* **GIVEN DATA**:

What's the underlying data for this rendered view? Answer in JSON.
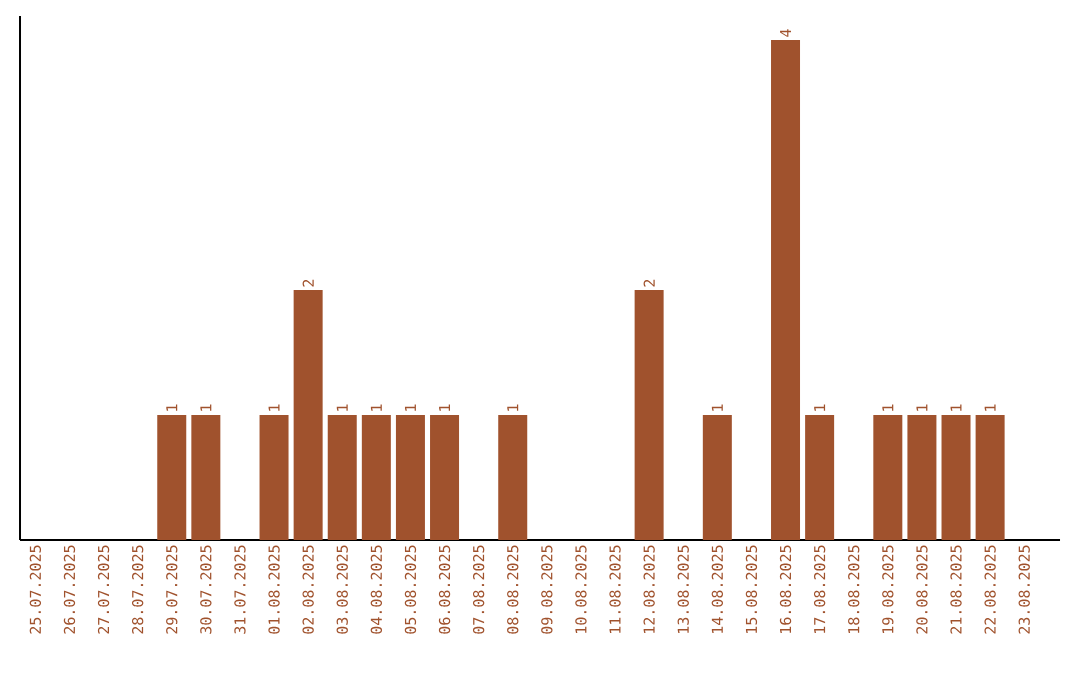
{
  "chart_data": {
    "type": "bar",
    "color": "#a0522d",
    "categories": [
      "25.07.2025",
      "26.07.2025",
      "27.07.2025",
      "28.07.2025",
      "29.07.2025",
      "30.07.2025",
      "31.07.2025",
      "01.08.2025",
      "02.08.2025",
      "03.08.2025",
      "04.08.2025",
      "05.08.2025",
      "06.08.2025",
      "07.08.2025",
      "08.08.2025",
      "09.08.2025",
      "10.08.2025",
      "11.08.2025",
      "12.08.2025",
      "13.08.2025",
      "14.08.2025",
      "15.08.2025",
      "16.08.2025",
      "17.08.2025",
      "18.08.2025",
      "19.08.2025",
      "20.08.2025",
      "21.08.2025",
      "22.08.2025",
      "23.08.2025"
    ],
    "values": [
      0,
      0,
      0,
      0,
      1,
      1,
      0,
      1,
      2,
      1,
      1,
      1,
      1,
      0,
      1,
      0,
      0,
      0,
      2,
      0,
      1,
      0,
      4,
      1,
      0,
      1,
      1,
      1,
      1,
      0
    ],
    "value_labels": [
      null,
      null,
      null,
      null,
      "1",
      "1",
      null,
      "1",
      "2",
      "1",
      "1",
      "1",
      "1",
      null,
      "1",
      null,
      null,
      null,
      "2",
      null,
      "1",
      null,
      "4",
      "1",
      null,
      "1",
      "1",
      "1",
      "1",
      null
    ],
    "grid": false
  }
}
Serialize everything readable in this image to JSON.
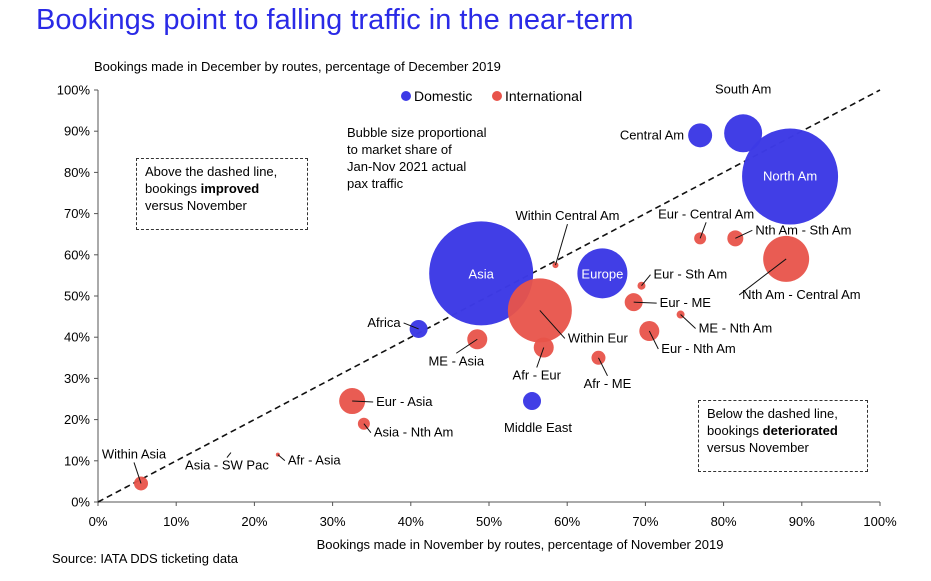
{
  "title": "Bookings point to falling traffic in the near-term",
  "subtitle": "Bookings made in December by routes, percentage of December 2019",
  "source": "Source: IATA DDS ticketing data",
  "colors": {
    "domestic": "#3d3ae6",
    "international": "#e8534a",
    "title": "#2a2ae6"
  },
  "annotations": {
    "bubble_size": [
      "Bubble size proportional",
      "to market share of",
      "Jan-Nov 2021 actual",
      "pax traffic"
    ],
    "above": {
      "line1": "Above the dashed line,",
      "pre": "bookings ",
      "bold": "improved",
      "line3": "versus November"
    },
    "below": {
      "line1": "Below the dashed line,",
      "pre": "bookings ",
      "bold": "deteriorated",
      "line3": "versus November"
    }
  },
  "chart_data": {
    "type": "scatter",
    "xlabel": "Bookings made in November by routes, percentage of November 2019",
    "ylabel": "Bookings made in December by routes, percentage of December 2019",
    "xlim": [
      0,
      100
    ],
    "ylim": [
      0,
      100
    ],
    "xticks": [
      "0%",
      "10%",
      "20%",
      "30%",
      "40%",
      "50%",
      "60%",
      "70%",
      "80%",
      "90%",
      "100%"
    ],
    "yticks": [
      "0%",
      "10%",
      "20%",
      "30%",
      "40%",
      "50%",
      "60%",
      "70%",
      "80%",
      "90%",
      "100%"
    ],
    "reference_line": "y = x (dashed)",
    "legend": [
      {
        "name": "Domestic",
        "color": "#3d3ae6"
      },
      {
        "name": "International",
        "color": "#e8534a"
      }
    ],
    "legend_position": "top-center",
    "points": [
      {
        "label": "South Am",
        "x": 82.5,
        "y": 89.5,
        "category": "Domestic",
        "r": 19
      },
      {
        "label": "Central Am",
        "x": 77,
        "y": 89,
        "category": "Domestic",
        "r": 12
      },
      {
        "label": "North Am",
        "x": 88.5,
        "y": 79,
        "category": "Domestic",
        "r": 48
      },
      {
        "label": "Asia",
        "x": 49,
        "y": 55.5,
        "category": "Domestic",
        "r": 52
      },
      {
        "label": "Europe",
        "x": 64.5,
        "y": 55.5,
        "category": "Domestic",
        "r": 25
      },
      {
        "label": "Africa",
        "x": 41,
        "y": 42,
        "category": "Domestic",
        "r": 9
      },
      {
        "label": "Middle East",
        "x": 55.5,
        "y": 24.5,
        "category": "Domestic",
        "r": 9
      },
      {
        "label": "Eur - Central Am",
        "x": 77,
        "y": 64,
        "category": "International",
        "r": 6
      },
      {
        "label": "Nth Am - Sth Am",
        "x": 81.5,
        "y": 64,
        "category": "International",
        "r": 8
      },
      {
        "label": "Nth Am - Central Am",
        "x": 88,
        "y": 59,
        "category": "International",
        "r": 23
      },
      {
        "label": "Within Central Am",
        "x": 58.5,
        "y": 57.5,
        "category": "International",
        "r": 3
      },
      {
        "label": "Eur - Sth Am",
        "x": 69.5,
        "y": 52.5,
        "category": "International",
        "r": 4
      },
      {
        "label": "Eur - ME",
        "x": 68.5,
        "y": 48.5,
        "category": "International",
        "r": 9
      },
      {
        "label": "Within Eur",
        "x": 56.5,
        "y": 46.5,
        "category": "International",
        "r": 32
      },
      {
        "label": "ME - Nth Am",
        "x": 74.5,
        "y": 45.5,
        "category": "International",
        "r": 4
      },
      {
        "label": "Eur - Nth Am",
        "x": 70.5,
        "y": 41.5,
        "category": "International",
        "r": 10
      },
      {
        "label": "ME - Asia",
        "x": 48.5,
        "y": 39.5,
        "category": "International",
        "r": 10
      },
      {
        "label": "Afr - Eur",
        "x": 57,
        "y": 37.5,
        "category": "International",
        "r": 10
      },
      {
        "label": "Afr - ME",
        "x": 64,
        "y": 35,
        "category": "International",
        "r": 7
      },
      {
        "label": "Eur - Asia",
        "x": 32.5,
        "y": 24.5,
        "category": "International",
        "r": 13
      },
      {
        "label": "Asia - Nth Am",
        "x": 34,
        "y": 19,
        "category": "International",
        "r": 6
      },
      {
        "label": "Afr - Asia",
        "x": 23,
        "y": 11.5,
        "category": "International",
        "r": 2
      },
      {
        "label": "Asia - SW Pac",
        "x": 17,
        "y": 12,
        "category": "International",
        "r": 0
      },
      {
        "label": "Within Asia",
        "x": 5.5,
        "y": 4.5,
        "category": "International",
        "r": 7
      }
    ]
  }
}
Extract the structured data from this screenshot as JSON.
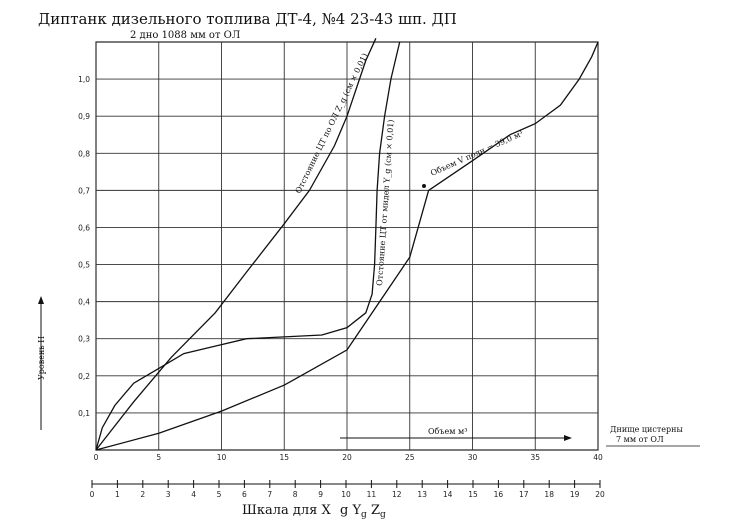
{
  "chart": {
    "title": "Диптанк дизельного топлива ДТ-4, №4   23-43 шп. ДП",
    "subtitle": "2 дно 1088 мм от ОЛ",
    "ylabel": "Уровень H",
    "xlabel": "Шкала для X",
    "note_line1": "Днище цистерны",
    "note_line2": "7 мм от ОЛ",
    "arrow_label": "Объем м³"
  },
  "chart_data": {
    "type": "line",
    "title": "Диптанк дизельного топлива ДТ-4, №4   23-43 шп. ДП",
    "subtitle": "2 дно 1088 мм от ОЛ",
    "ylabel": "Уровень H",
    "xlabel": "Шкала для X",
    "xlim": [
      0,
      40
    ],
    "ylim": [
      0,
      1.1
    ],
    "x_ticks": [
      0,
      5,
      10,
      15,
      20,
      25,
      30,
      35,
      40
    ],
    "y_ticks": [
      0.1,
      0.2,
      0.3,
      0.4,
      0.5,
      0.6,
      0.7,
      0.8,
      0.9,
      1.0
    ],
    "y_tick_labels": [
      "0,1",
      "0,2",
      "0,3",
      "0,4",
      "0,5",
      "0,6",
      "0,7",
      "0,8",
      "0,9",
      "1,0"
    ],
    "secondary_x_ticks": [
      0,
      1,
      2,
      3,
      4,
      5,
      6,
      7,
      8,
      9,
      10,
      11,
      12,
      13,
      14,
      15,
      16,
      17,
      18,
      19,
      20
    ],
    "grid": true,
    "series": [
      {
        "name": "Объем V полн = 39,0 м³",
        "x": [
          0,
          5,
          10,
          15,
          20,
          25,
          26.5,
          30,
          33,
          35,
          37,
          38.5,
          39.5,
          40
        ],
        "y": [
          0,
          0.045,
          0.105,
          0.175,
          0.27,
          0.52,
          0.7,
          0.78,
          0.85,
          0.88,
          0.93,
          1.0,
          1.06,
          1.1
        ]
      },
      {
        "name": "Отстояние ЦТ по ОЛ Z_g (см × 0,01)",
        "x": [
          0,
          3,
          6,
          9.5,
          12,
          15,
          17,
          19,
          20,
          20.8,
          21.5,
          22.3
        ],
        "y": [
          0,
          0.13,
          0.25,
          0.37,
          0.48,
          0.61,
          0.7,
          0.82,
          0.9,
          0.98,
          1.05,
          1.11
        ]
      },
      {
        "name": "Отстояние ЦТ от мидел Y_g (см × 0,01)",
        "x": [
          0,
          0.5,
          1.5,
          3,
          5,
          7,
          9.5,
          12,
          15,
          18,
          20,
          21.5,
          22,
          22.2,
          22.3,
          22.4,
          22.6,
          23,
          23.5,
          24.2
        ],
        "y": [
          0,
          0.06,
          0.12,
          0.18,
          0.22,
          0.26,
          0.28,
          0.3,
          0.305,
          0.31,
          0.33,
          0.37,
          0.42,
          0.5,
          0.6,
          0.7,
          0.8,
          0.9,
          1.0,
          1.1
        ]
      }
    ],
    "annotations": [
      {
        "text": "Объем V полн = 39,0 м³"
      },
      {
        "text": "Отстояние ЦТ по ОЛ Z_g (см × 0,01)"
      },
      {
        "text": "Отстояние ЦТ от мидел Y_g (см × 0,01)"
      },
      {
        "text": "Днище цистерны 7 мм от ОЛ"
      },
      {
        "text": "Объем м³"
      }
    ]
  }
}
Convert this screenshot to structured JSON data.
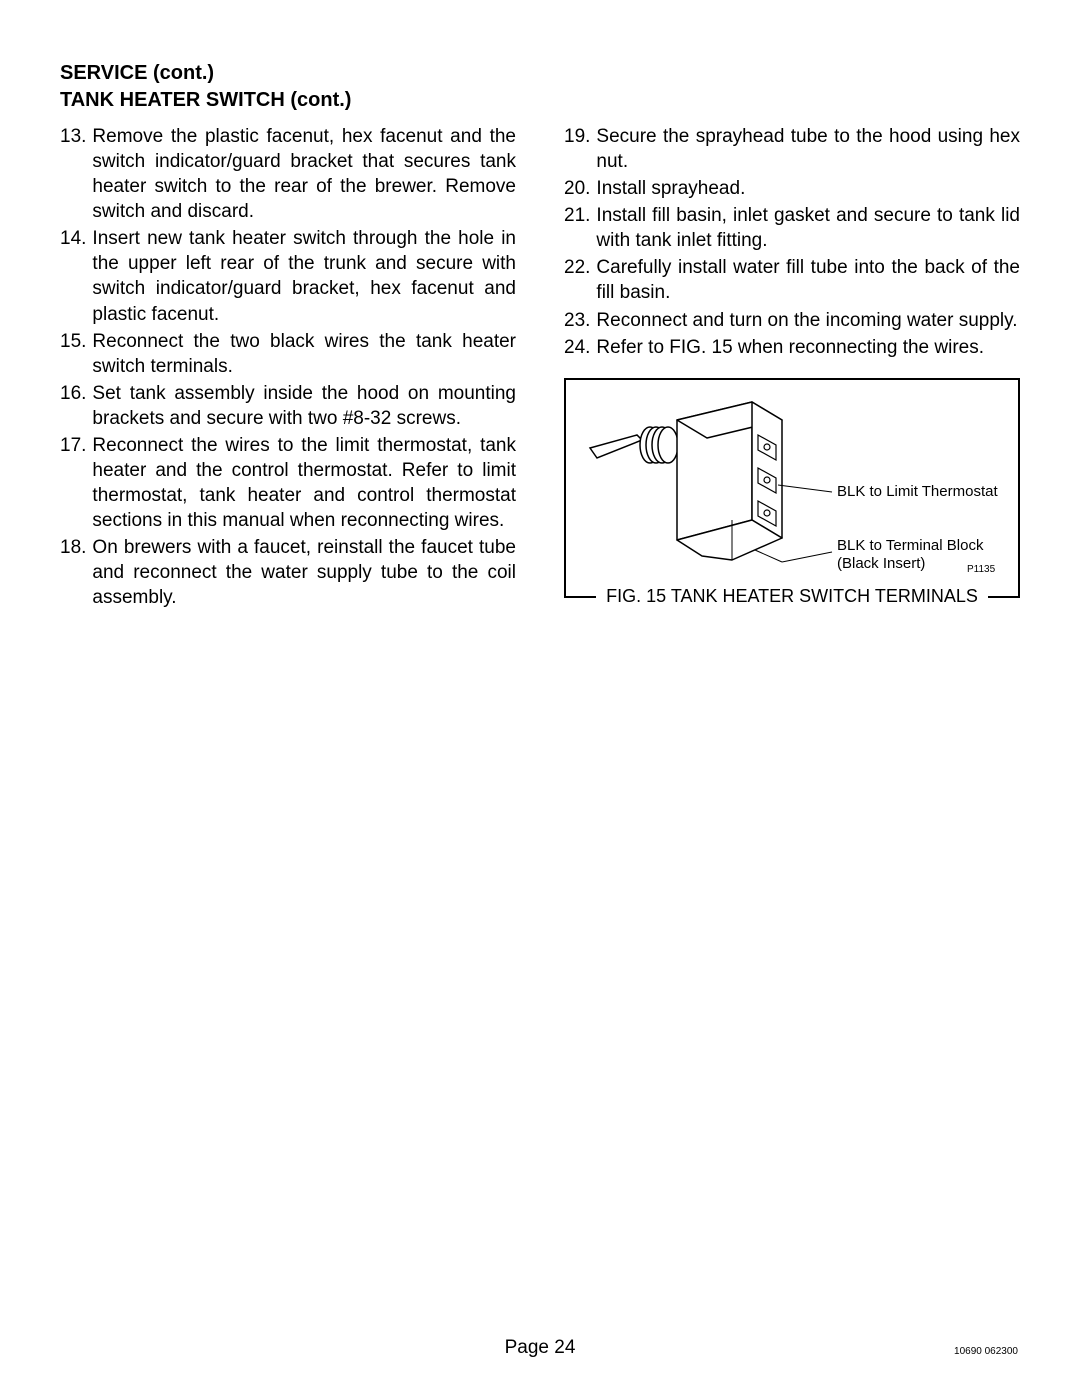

* **PROBLEM REQUIREMENTS**:
Looking at the records above, work out how many lines include the word "Днище", then give that number by itself.

* **EXPECTED OUTPUT**:
2